== Consigne ==
Poursuivez l'article sur les migrants face à l'élection présidentielle en reprenant juste après sa dernière phrase.

== Extrait ==
-*-
Ils ne votent pas, mais se retrouvent l’un des enjeux de la campagne: pour des migrants rencontrés entre les deux tours, la présidentielle rime souvent avec Marine Le Pen, dont ils évoquent le programme avec inquiétude.
Samedi dernier à Romainville, en banlieue parisienne, une trentaine de Soudanais et d’Afghans sont venus participer à la « présidentielle des exilé.e.s » organisée dans un ancien entrepôt par un collectif d’associations. Dessins aux murs, lectures de textes, mais aussi musique et barbecue: l’idée est « qu’ils puissent dire ce qu’ils veulent de cette campagne », explique Maëlle Bertrand, l’une des coorganisatrices.
Pour ces migrants fraîchement arrivés en France, et logés en centres d’urgence, une brève présentation de la campagne a été organisée en amont par une étudiante de Sciences-Po. « On a fait beaucoup de blagues au début parce qu’on ne pensait pas vraiment que ça se passerait comme ça. Et voilà, on voit que nos blagues, en fait, elles ne deviennent plus drôles du tout », explique Maëlle Bertrand.
« Je sais qu’il y a des élections entre deux candidats, Marine Le Pen et l’autre, Emmanuel, heu… » avance Moussa, un Soudanais, qui attend avec impatience d’avoir des papiers pour pouvoir s’inscrire à l’école.
-*-
== Matériel ==

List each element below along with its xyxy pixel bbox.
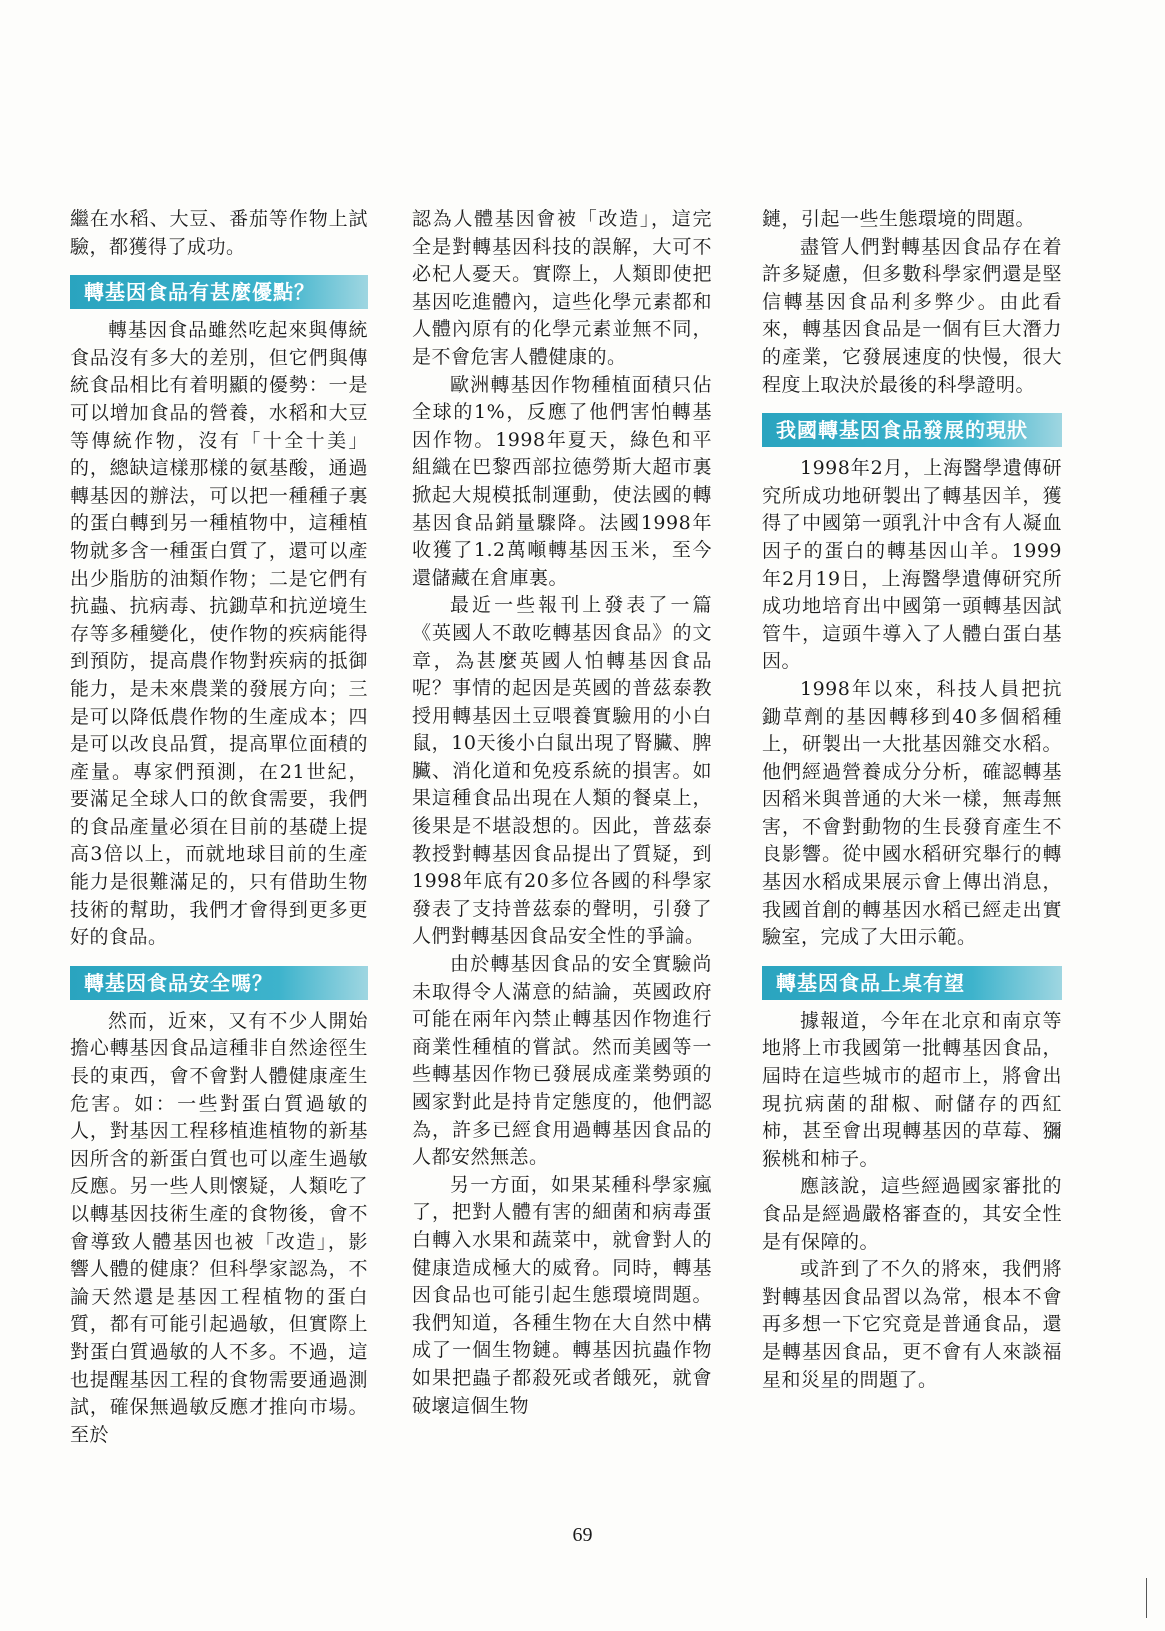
paragraph: 鏈，引起一些生態環境的問題。 [762,208,1036,230]
paragraph: 或許到了不久的將來，我們將對轉基因食品習以為常，根本不會再多想一下它究竟是普通食品，還是轉基因食品，更不會有人來談福星和災星的問題了。 [762,1258,1062,1391]
scan-edge-mark [1132,1578,1147,1618]
paragraph: 認為人體基因會被「改造」，這完全是對轉基因科技的誤解，大可不必杞人憂天。實際上，人類即使把基因吃進體內，這些化學元素都和人體內原有的化學元素並無不同，是不會危害人體健康的。 [412,208,712,368]
paragraph: 盡管人們對轉基因食品存在着許多疑慮，但多數科學家們還是堅信轉基因食品利多弊少。由此看來，轉基因食品是一個有巨大潛力的產業，它發展速度的快慢，很大程度上取決於最後的科學證明。 [762,235,1062,396]
paragraph: 另一方面，如果某種科學家瘋了，把對人體有害的細菌和病毒蛋白轉入水果和蔬菜中，就會對人的健康造成極大的威脅。同時，轉基因食品也可能引起生態環境問題。我們知道，各種生物在大自然中構成了一個生物鏈。轉基因抗蟲作物如果把蟲子都殺死或者餓死，就會破壞這個生物 [412,1173,712,1417]
section-heading-safety: 轉基因食品安全嗎？ [70,966,368,1000]
column-3 [762,206,1062,1394]
paragraph: 歐洲轉基因作物種植面積只佔全球的1%，反應了他們害怕轉基因作物。1998年夏天，綠色和平組織在巴黎西部拉德勞斯大超市裏掀起大規模抵制運動，使法國的轉基因食品銷量驟降。法國1998年收獲了1.2萬噸轉基因玉米，至今還儲藏在倉庫裏。 [412,373,712,589]
paragraph: 1998年2月，上海醫學遺傳研究所成功地研製出了轉基因羊，獲得了中國第一頭乳汁中含有人凝血因子的蛋白的轉基因山羊。1999年2月19日，上海醫學遺傳研究所成功地培育出中國第一頭轉基因試管牛，這頭牛導入了人體白蛋白基因。 [762,457,1062,673]
paragraph: 繼在水稻、大豆、番茄等作物上試驗，都獲得了成功。 [70,208,368,258]
paragraph: 1998年以來，科技人員把抗鋤草劑的基因轉移到40多個稻種上，研製出一大批基因雜交水稻。他們經過營養成分分析，確認轉基因稻米與普通的大米一樣，無毒無害，不會對動物的生長發育產生不良影響。從中國水稻研究舉行的轉基因水稻成果展示會上傳出消息，我國首創的轉基因水稻已經走出實驗室，完成了大田示範。 [762,677,1062,949]
page-number: 69 [572,1524,593,1546]
paragraph: 由於轉基因食品的安全實驗尚未取得令人滿意的結論，英國政府可能在兩年內禁止轉基因作物進行商業性種植的嘗試。然而美國等一些轉基因作物已發展成產業勢頭的國家對此是持肯定態度的，他們認為，許多已經食用過轉基因食品的人都安然無恙。 [412,953,712,1169]
section-heading-status: 我國轉基因食品發展的現狀 [762,413,1062,447]
section-heading-advantages: 轉基因食品有甚麼優點？ [70,275,368,309]
paragraph: 最近一些報刊上發表了一篇《英國人不敢吃轉基因食品》的文章，為甚麼英國人怕轉基因食品呢？事情的起因是英國的普茲泰教授用轉基因土豆喂養實驗用的小白鼠，10天後小白鼠出現了腎臟、脾臟、消化道和免疫系統的損害。如果這種食品出現在人類的餐桌上，後果是不堪設想的。因此，普茲泰教授對轉基因食品提出了質疑，到1998年底有20多位各國的科學家發表了支持普茲泰的聲明，引發了人們對轉基因食品安全性的爭論。 [412,594,712,948]
paragraph: 轉基因食品雖然吃起來與傳統食品沒有多大的差別，但它們與傳統食品相比有着明顯的優勢：一是可以增加食品的營養，水稻和大豆等傳統作物，沒有「十全十美」的，總缺這樣那樣的氨基酸，通過轉基因的辦法，可以把一種種子裏的蛋白轉到另一種植物中，這種植物就多含一種蛋白質了，還可以產出少脂肪的油類作物；二是它們有抗蟲、抗病毒、抗鋤草和抗逆境生存等多種變化，使作物的疾病能得到預防，提高農作物對疾病的抵御能力，是未來農業的發展方向；三是可以降低農作物的生產成本；四是可以改良品質，提高單位面積的產量。專家們預測，在21世紀，要滿足全球人口的飲食需要，我們的食品產量必須在目前的基礎上提高3倍以上，而就地球目前的生產能力是很難滿足的，只有借助生物技術的幫助，我們才會得到更多更好的食品。 [70,319,368,949]
column-2 [412,206,712,1420]
section-heading-market: 轉基因食品上桌有望 [762,966,1062,1000]
paragraph: 然而，近來，又有不少人開始擔心轉基因食品這種非自然途徑生長的東西，會不會對人體健康產生危害。如：一些對蛋白質過敏的人，對基因工程移植進植物的新基因所含的新蛋白質也可以產生過敏反應。另一些人則懷疑，人類吃了以轉基因技術生產的食物後，會不會導致人體基因也被「改造」，影響人體的健康？但科學家認為，不論天然還是基因工程植物的蛋白質，都有可能引起過敏，但實際上對蛋白質過敏的人不多。不過，這也提醒基因工程的食物需要通過測試，確保無過敏反應才推向市場。至於 [70,1009,368,1446]
column-1 [70,206,368,1449]
paragraph: 應該說，這些經過國家審批的食品是經過嚴格審查的，其安全性是有保障的。 [762,1175,1062,1253]
paragraph: 據報道，今年在北京和南京等地將上市我國第一批轉基因食品，屆時在這些城市的超市上，將會出現抗病菌的甜椒、耐儲存的西紅柿，甚至會出現轉基因的草莓、獼猴桃和柿子。 [762,1009,1062,1170]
-*-
== Réponse ==
Ce qu’il sait de la candidate Front national l’inquiète: « Il paraît que si elle gagne, elle renverra tous les étrangers chez eux, c’est une très mauvaise nouvelle pour nous. »
– ‘marginalisation des étrangers’ –
Sur ce sujet inscrit dans l’ADN du FN, Marine Le Pen a souhaité, dans le contexte de la crise migratoire, un « moratoire sur toute l’immigration légale », visant notamment le regroupement familial, un durcissement des conditions de naturalisation, et en ce qui concerne les réfugiés un retour « à l’esprit initial du droit d’asile » qui alarme les associations.
Une campagne « focalisée sur la marginalisation des étrangers et l’islamophobie », selon Ousmane, réfugié politique guinéen de 33 ans qui a gagné la France « parce que c’était 1789 », et « le pays des droits de l’Homme ».
« On est à l’ère de la mondialisation, on ne peut pas vivre en vase clos », ajoute le jeune homme au français impeccable, jugeant « vraiment inconcevable de mettre sur place des programmes qui marginalisent la liberté ». « Le programme de Mme Marine Le Pen, même si j’ai des petits doutes qu’elle soit élue, à mon avis elle ne pourra pas tout appliquer. »
A Paris, dans la cour de l’ancien lycée Jean-Quarré transformé en centre d’hébergement pour migrants, certains exilés prennent le duel entre les deux candidats avec scepticisme.
« Il y a des différences de personnalités. Mais il n’y aura pas de grand changement à cause du poids du système », estime Farid, doté d’un passeport libanais. « Regardez Trump. Il ne peut pas construire un mur, il ne peut pas renvoyer les Mexicains. Le système est plus fort que lui. »
– inquiétude et impatience –
Pour ces hommes éprouvés par un parcours difficile et ignorant encore s’ils pourront rester en France, la présidentielle peut sembler anecdotique. « A Jean-Quarré on regarde le foot », s’excuse Ikram, un Afghan.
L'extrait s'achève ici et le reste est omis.